EXTRACTED ENTRIES
########################################
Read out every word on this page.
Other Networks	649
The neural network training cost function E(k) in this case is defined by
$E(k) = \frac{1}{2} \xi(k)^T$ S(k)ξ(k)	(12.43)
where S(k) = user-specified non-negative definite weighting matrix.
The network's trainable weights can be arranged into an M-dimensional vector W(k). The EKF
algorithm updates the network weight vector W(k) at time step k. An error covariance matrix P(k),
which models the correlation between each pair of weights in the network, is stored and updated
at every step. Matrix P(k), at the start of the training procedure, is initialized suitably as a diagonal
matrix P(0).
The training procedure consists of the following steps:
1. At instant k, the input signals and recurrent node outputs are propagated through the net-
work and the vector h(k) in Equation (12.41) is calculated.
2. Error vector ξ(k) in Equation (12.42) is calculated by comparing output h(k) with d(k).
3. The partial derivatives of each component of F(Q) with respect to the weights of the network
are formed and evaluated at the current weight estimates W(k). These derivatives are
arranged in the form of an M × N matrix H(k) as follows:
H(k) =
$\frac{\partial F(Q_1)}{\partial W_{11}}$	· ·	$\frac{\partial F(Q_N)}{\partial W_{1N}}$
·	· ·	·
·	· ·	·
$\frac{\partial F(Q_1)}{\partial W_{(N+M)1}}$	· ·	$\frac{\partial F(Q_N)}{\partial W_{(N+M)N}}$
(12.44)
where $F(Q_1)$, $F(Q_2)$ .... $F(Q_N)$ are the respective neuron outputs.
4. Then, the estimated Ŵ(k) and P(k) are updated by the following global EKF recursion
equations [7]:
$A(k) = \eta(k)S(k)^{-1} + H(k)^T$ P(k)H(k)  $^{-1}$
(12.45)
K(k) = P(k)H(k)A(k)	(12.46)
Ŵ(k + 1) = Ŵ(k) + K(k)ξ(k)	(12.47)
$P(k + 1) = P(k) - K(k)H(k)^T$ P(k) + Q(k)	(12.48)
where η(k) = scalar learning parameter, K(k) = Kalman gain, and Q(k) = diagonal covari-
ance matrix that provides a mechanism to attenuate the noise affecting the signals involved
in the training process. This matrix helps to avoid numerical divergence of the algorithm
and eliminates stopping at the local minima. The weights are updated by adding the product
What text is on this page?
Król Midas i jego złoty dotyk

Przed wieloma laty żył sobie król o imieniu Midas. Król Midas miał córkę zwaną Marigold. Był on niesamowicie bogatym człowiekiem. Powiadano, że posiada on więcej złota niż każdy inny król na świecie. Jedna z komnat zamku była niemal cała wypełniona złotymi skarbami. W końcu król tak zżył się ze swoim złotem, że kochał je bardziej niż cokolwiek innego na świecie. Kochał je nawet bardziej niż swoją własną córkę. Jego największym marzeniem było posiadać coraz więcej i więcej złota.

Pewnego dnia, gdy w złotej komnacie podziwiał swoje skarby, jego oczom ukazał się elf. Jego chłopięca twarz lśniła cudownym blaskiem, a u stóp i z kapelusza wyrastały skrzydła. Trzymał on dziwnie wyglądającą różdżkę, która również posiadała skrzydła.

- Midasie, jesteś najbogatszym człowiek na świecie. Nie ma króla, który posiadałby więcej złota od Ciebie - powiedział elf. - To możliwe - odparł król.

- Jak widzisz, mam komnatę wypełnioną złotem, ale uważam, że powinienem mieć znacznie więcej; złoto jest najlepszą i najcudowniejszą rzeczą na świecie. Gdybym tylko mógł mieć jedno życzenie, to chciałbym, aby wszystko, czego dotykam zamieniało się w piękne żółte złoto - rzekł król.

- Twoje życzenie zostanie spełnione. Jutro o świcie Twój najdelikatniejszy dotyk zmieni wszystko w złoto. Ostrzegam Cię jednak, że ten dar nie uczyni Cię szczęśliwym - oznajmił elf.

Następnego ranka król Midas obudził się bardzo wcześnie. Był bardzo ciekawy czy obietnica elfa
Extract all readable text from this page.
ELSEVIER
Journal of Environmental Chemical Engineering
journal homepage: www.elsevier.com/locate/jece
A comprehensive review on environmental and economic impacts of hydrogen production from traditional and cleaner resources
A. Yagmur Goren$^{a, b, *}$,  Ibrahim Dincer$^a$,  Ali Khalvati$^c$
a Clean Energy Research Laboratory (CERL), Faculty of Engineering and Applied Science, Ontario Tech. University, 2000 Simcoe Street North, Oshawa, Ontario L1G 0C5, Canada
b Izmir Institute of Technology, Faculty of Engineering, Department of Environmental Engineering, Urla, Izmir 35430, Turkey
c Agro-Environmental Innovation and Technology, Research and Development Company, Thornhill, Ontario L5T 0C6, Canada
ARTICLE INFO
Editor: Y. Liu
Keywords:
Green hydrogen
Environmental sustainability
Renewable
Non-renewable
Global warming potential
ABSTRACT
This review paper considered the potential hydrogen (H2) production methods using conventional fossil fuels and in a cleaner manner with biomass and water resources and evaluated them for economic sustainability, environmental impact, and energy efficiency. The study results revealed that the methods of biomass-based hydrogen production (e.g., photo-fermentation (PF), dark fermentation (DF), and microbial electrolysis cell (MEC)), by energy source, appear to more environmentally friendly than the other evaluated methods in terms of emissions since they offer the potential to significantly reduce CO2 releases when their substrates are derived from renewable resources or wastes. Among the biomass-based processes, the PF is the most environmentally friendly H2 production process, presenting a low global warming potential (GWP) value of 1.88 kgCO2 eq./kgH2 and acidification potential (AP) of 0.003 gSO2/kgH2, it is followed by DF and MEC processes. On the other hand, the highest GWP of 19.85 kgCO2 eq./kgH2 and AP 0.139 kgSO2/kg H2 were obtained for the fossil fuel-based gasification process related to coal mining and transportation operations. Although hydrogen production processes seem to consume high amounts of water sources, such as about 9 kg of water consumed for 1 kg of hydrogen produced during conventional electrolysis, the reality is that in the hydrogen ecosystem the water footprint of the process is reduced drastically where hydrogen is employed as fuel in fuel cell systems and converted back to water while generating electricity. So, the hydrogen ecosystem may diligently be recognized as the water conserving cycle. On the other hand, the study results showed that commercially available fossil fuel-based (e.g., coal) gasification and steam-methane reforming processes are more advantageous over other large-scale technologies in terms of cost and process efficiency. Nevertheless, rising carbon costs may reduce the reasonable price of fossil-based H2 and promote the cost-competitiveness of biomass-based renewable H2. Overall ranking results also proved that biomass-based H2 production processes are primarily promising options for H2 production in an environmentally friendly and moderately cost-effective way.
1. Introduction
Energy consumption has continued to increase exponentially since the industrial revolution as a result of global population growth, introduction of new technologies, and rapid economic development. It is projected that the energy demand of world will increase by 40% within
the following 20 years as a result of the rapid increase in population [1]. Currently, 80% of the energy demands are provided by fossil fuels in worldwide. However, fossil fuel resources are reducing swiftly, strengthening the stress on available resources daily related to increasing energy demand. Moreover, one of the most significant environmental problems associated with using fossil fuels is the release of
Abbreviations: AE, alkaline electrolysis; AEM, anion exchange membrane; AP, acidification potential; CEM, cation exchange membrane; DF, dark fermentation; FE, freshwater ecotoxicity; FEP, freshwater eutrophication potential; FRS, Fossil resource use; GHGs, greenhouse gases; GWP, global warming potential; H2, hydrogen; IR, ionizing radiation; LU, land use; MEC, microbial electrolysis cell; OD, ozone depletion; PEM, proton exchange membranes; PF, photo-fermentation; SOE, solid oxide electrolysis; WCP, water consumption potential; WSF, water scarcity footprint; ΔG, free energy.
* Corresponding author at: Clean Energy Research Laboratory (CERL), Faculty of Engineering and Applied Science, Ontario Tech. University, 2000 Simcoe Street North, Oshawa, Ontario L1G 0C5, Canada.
########################################
STATED GOAL
Exactly reproduce all of the entries above.

SOLUTION TO THE PROBLEM
Read out every word on this page.
Other Networks	649
The neural network training cost function E(k) in this case is defined by
$E(k) = \frac{1}{2} \xi(k)^T$ S(k)ξ(k)	(12.43)
where S(k) = user-specified non-negative definite weighting matrix.
The network's trainable weights can be arranged into an M-dimensional vector W(k). The EKF
algorithm updates the network weight vector W(k) at time step k. An error covariance matrix P(k),
which models the correlation between each pair of weights in the network, is stored and updated
at every step. Matrix P(k), at the start of the training procedure, is initialized suitably as a diagonal
matrix P(0).
The training procedure consists of the following steps:
1. At instant k, the input signals and recurrent node outputs are propagated through the net-
work and the vector h(k) in Equation (12.41) is calculated.
2. Error vector ξ(k) in Equation (12.42) is calculated by comparing output h(k) with d(k).
3. The partial derivatives of each component of F(Q) with respect to the weights of the network
are formed and evaluated at the current weight estimates W(k). These derivatives are
arranged in the form of an M × N matrix H(k) as follows:
H(k) =
$\frac{\partial F(Q_1)}{\partial W_{11}}$	· ·	$\frac{\partial F(Q_N)}{\partial W_{1N}}$
·	· ·	·
·	· ·	·
$\frac{\partial F(Q_1)}{\partial W_{(N+M)1}}$	· ·	$\frac{\partial F(Q_N)}{\partial W_{(N+M)N}}$
(12.44)
where $F(Q_1)$, $F(Q_2)$ .... $F(Q_N)$ are the respective neuron outputs.
4. Then, the estimated Ŵ(k) and P(k) are updated by the following global EKF recursion
equations [7]:
$A(k) = \eta(k)S(k)^{-1} + H(k)^T$ P(k)H(k)  $^{-1}$
(12.45)
K(k) = P(k)H(k)A(k)	(12.46)
Ŵ(k + 1) = Ŵ(k) + K(k)ξ(k)	(12.47)
$P(k + 1) = P(k) - K(k)H(k)^T$ P(k) + Q(k)	(12.48)
where η(k) = scalar learning parameter, K(k) = Kalman gain, and Q(k) = diagonal covari-
ance matrix that provides a mechanism to attenuate the noise affecting the signals involved
in the training process. This matrix helps to avoid numerical divergence of the algorithm
and eliminates stopping at the local minima. The weights are updated by adding the product
What text is on this page?
Król Midas i jego złoty dotyk

Przed wieloma laty żył sobie król o imieniu Midas. Król Midas miał córkę zwaną Marigold. Był on niesamowicie bogatym człowiekiem. Powiadano, że posiada on więcej złota niż każdy inny król na świecie. Jedna z komnat zamku była niemal cała wypełniona złotymi skarbami. W końcu król tak zżył się ze swoim złotem, że kochał je bardziej niż cokolwiek innego na świecie. Kochał je nawet bardziej niż swoją własną córkę. Jego największym marzeniem było posiadać coraz więcej i więcej złota.

Pewnego dnia, gdy w złotej komnacie podziwiał swoje skarby, jego oczom ukazał się elf. Jego chłopięca twarz lśniła cudownym blaskiem, a u stóp i z kapelusza wyrastały skrzydła. Trzymał on dziwnie wyglądającą różdżkę, która również posiadała skrzydła.

- Midasie, jesteś najbogatszym człowiek na świecie. Nie ma króla, który posiadałby więcej złota od Ciebie - powiedział elf. - To możliwe - odparł król.

- Jak widzisz, mam komnatę wypełnioną złotem, ale uważam, że powinienem mieć znacznie więcej; złoto jest najlepszą i najcudowniejszą rzeczą na świecie. Gdybym tylko mógł mieć jedno życzenie, to chciałbym, aby wszystko, czego dotykam zamieniało się w piękne żółte złoto - rzekł król.

- Twoje życzenie zostanie spełnione. Jutro o świcie Twój najdelikatniejszy dotyk zmieni wszystko w złoto. Ostrzegam Cię jednak, że ten dar nie uczyni Cię szczęśliwym - oznajmił elf.

Następnego ranka król Midas obudził się bardzo wcześnie. Był bardzo ciekawy czy obietnica elfa
Extract all readable text from this page.
ELSEVIER
Journal of Environmental Chemical Engineering
journal homepage: www.elsevier.com/locate/jece
A comprehensive review on environmental and economic impacts of hydrogen production from traditional and cleaner resources
A. Yagmur Goren$^{a, b, *}$,  Ibrahim Dincer$^a$,  Ali Khalvati$^c$
a Clean Energy Research Laboratory (CERL), Faculty of Engineering and Applied Science, Ontario Tech. University, 2000 Simcoe Street North, Oshawa, Ontario L1G 0C5, Canada
b Izmir Institute of Technology, Faculty of Engineering, Department of Environmental Engineering, Urla, Izmir 35430, Turkey
c Agro-Environmental Innovation and Technology, Research and Development Company, Thornhill, Ontario L5T 0C6, Canada
ARTICLE INFO
Editor: Y. Liu
Keywords:
Green hydrogen
Environmental sustainability
Renewable
Non-renewable
Global warming potential
ABSTRACT
This review paper considered the potential hydrogen (H2) production methods using conventional fossil fuels and in a cleaner manner with biomass and water resources and evaluated them for economic sustainability, environmental impact, and energy efficiency. The study results revealed that the methods of biomass-based hydrogen production (e.g., photo-fermentation (PF), dark fermentation (DF), and microbial electrolysis cell (MEC)), by energy source, appear to more environmentally friendly than the other evaluated methods in terms of emissions since they offer the potential to significantly reduce CO2 releases when their substrates are derived from renewable resources or wastes. Among the biomass-based processes, the PF is the most environmentally friendly H2 production process, presenting a low global warming potential (GWP) value of 1.88 kgCO2 eq./kgH2 and acidification potential (AP) of 0.003 gSO2/kgH2, it is followed by DF and MEC processes. On the other hand, the highest GWP of 19.85 kgCO2 eq./kgH2 and AP 0.139 kgSO2/kg H2 were obtained for the fossil fuel-based gasification process related to coal mining and transportation operations. Although hydrogen production processes seem to consume high amounts of water sources, such as about 9 kg of water consumed for 1 kg of hydrogen produced during conventional electrolysis, the reality is that in the hydrogen ecosystem the water footprint of the process is reduced drastically where hydrogen is employed as fuel in fuel cell systems and converted back to water while generating electricity. So, the hydrogen ecosystem may diligently be recognized as the water conserving cycle. On the other hand, the study results showed that commercially available fossil fuel-based (e.g., coal) gasification and steam-methane reforming processes are more advantageous over other large-scale technologies in terms of cost and process efficiency. Nevertheless, rising carbon costs may reduce the reasonable price of fossil-based H2 and promote the cost-competitiveness of biomass-based renewable H2. Overall ranking results also proved that biomass-based H2 production processes are primarily promising options for H2 production in an environmentally friendly and moderately cost-effective way.
1. Introduction
Energy consumption has continued to increase exponentially since the industrial revolution as a result of global population growth, introduction of new technologies, and rapid economic development. It is projected that the energy demand of world will increase by 40% within
the following 20 years as a result of the rapid increase in population [1]. Currently, 80% of the energy demands are provided by fossil fuels in worldwide. However, fossil fuel resources are reducing swiftly, strengthening the stress on available resources daily related to increasing energy demand. Moreover, one of the most significant environmental problems associated with using fossil fuels is the release of
Abbreviations: AE, alkaline electrolysis; AEM, anion exchange membrane; AP, acidification potential; CEM, cation exchange membrane; DF, dark fermentation; FE, freshwater ecotoxicity; FEP, freshwater eutrophication potential; FRS, Fossil resource use; GHGs, greenhouse gases; GWP, global warming potential; H2, hydrogen; IR, ionizing radiation; LU, land use; MEC, microbial electrolysis cell; OD, ozone depletion; PEM, proton exchange membranes; PF, photo-fermentation; SOE, solid oxide electrolysis; WCP, water consumption potential; WSF, water scarcity footprint; ΔG, free energy.
* Corresponding author at: Clean Energy Research Laboratory (CERL), Faculty of Engineering and Applied Science, Ontario Tech. University, 2000 Simcoe Street North, Oshawa, Ontario L1G 0C5, Canada.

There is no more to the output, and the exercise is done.